(Part of a data file)
[BEGIN]

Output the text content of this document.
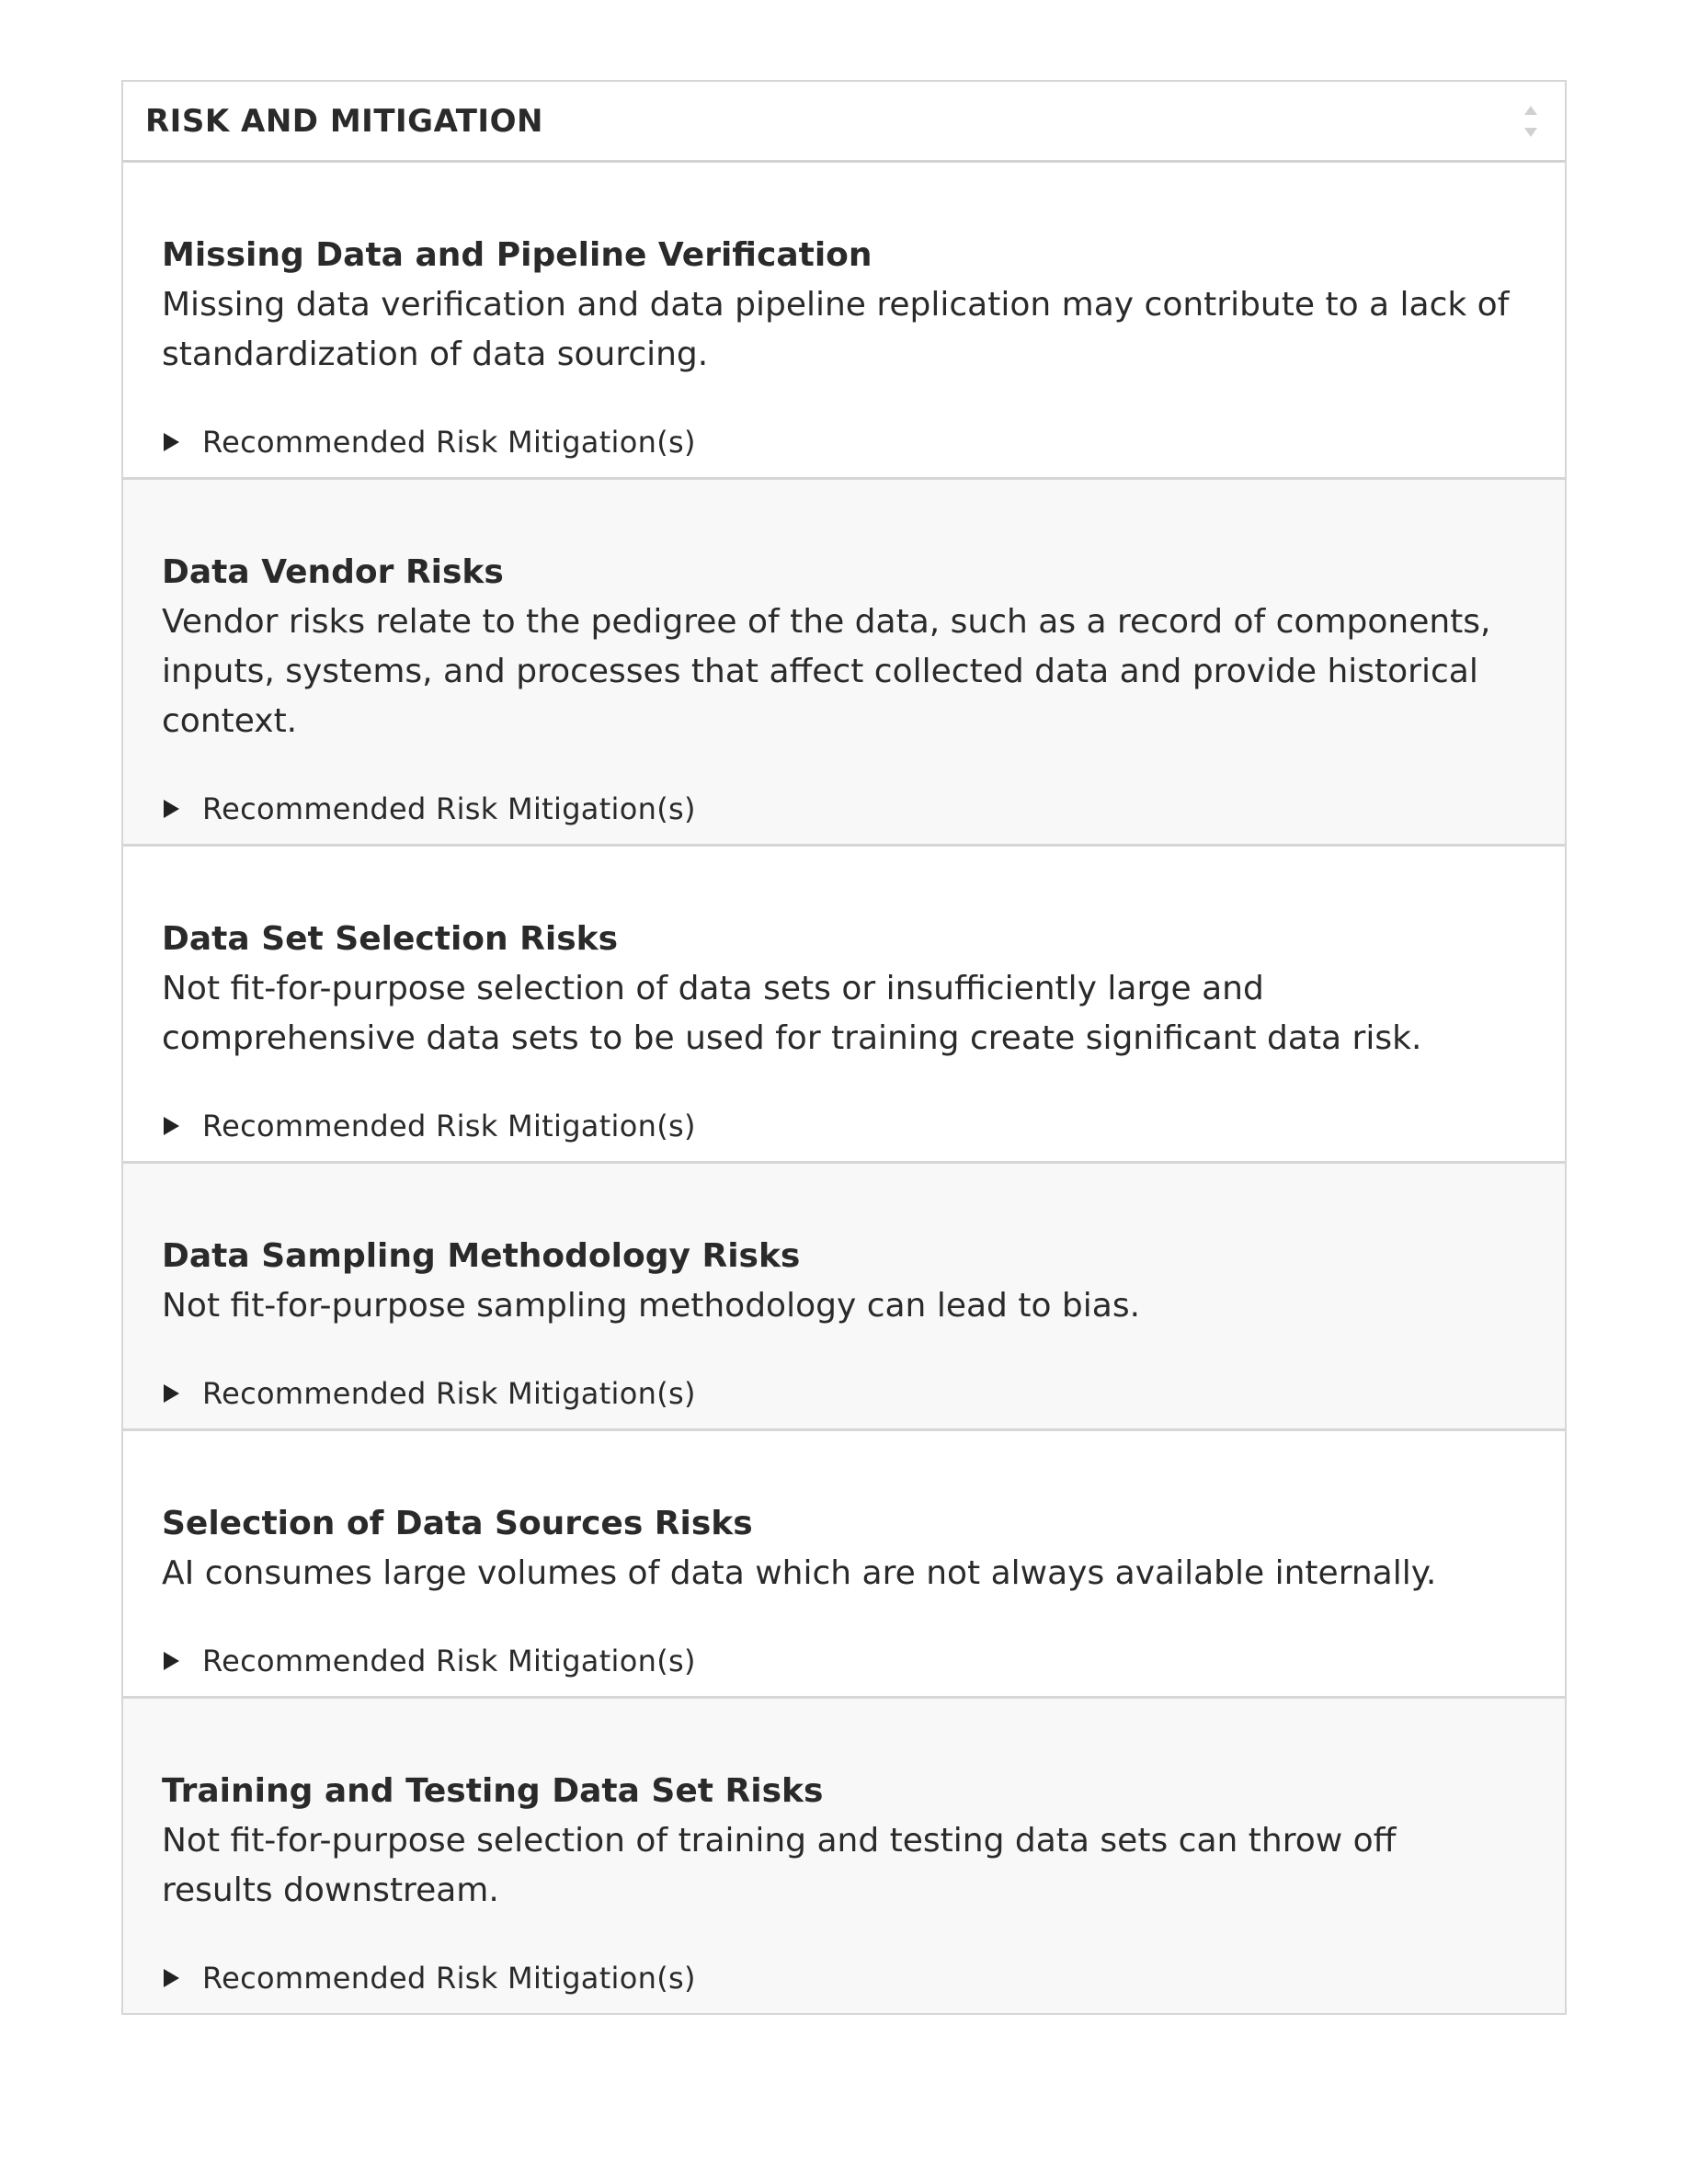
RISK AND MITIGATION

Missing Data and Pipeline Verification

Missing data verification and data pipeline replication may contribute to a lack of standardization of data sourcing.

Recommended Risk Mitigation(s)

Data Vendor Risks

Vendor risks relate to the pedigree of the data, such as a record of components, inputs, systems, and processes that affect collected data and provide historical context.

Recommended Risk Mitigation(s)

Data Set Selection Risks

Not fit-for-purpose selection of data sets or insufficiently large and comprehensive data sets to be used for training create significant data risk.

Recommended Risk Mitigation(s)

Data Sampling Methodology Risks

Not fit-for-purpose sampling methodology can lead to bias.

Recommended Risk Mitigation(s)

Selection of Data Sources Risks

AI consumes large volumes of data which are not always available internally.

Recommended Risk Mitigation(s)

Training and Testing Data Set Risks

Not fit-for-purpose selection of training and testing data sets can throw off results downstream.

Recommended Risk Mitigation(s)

[END]

| DO THIS |
Omit the pictures and restate the rest of the records verbatim.

| WRITTEN ANSWER |
Output the text content of this document.
RISK AND MITIGATION

Missing Data and Pipeline Verification

Missing data verification and data pipeline replication may contribute to a lack of standardization of data sourcing.

Recommended Risk Mitigation(s)

Data Vendor Risks

Vendor risks relate to the pedigree of the data, such as a record of components, inputs, systems, and processes that affect collected data and provide historical context.

Recommended Risk Mitigation(s)

Data Set Selection Risks

Not fit-for-purpose selection of data sets or insufficiently large and comprehensive data sets to be used for training create significant data risk.

Recommended Risk Mitigation(s)

Data Sampling Methodology Risks

Not fit-for-purpose sampling methodology can lead to bias.

Recommended Risk Mitigation(s)

Selection of Data Sources Risks

AI consumes large volumes of data which are not always available internally.

Recommended Risk Mitigation(s)

Training and Testing Data Set Risks

Not fit-for-purpose selection of training and testing data sets can throw off results downstream.

Recommended Risk Mitigation(s)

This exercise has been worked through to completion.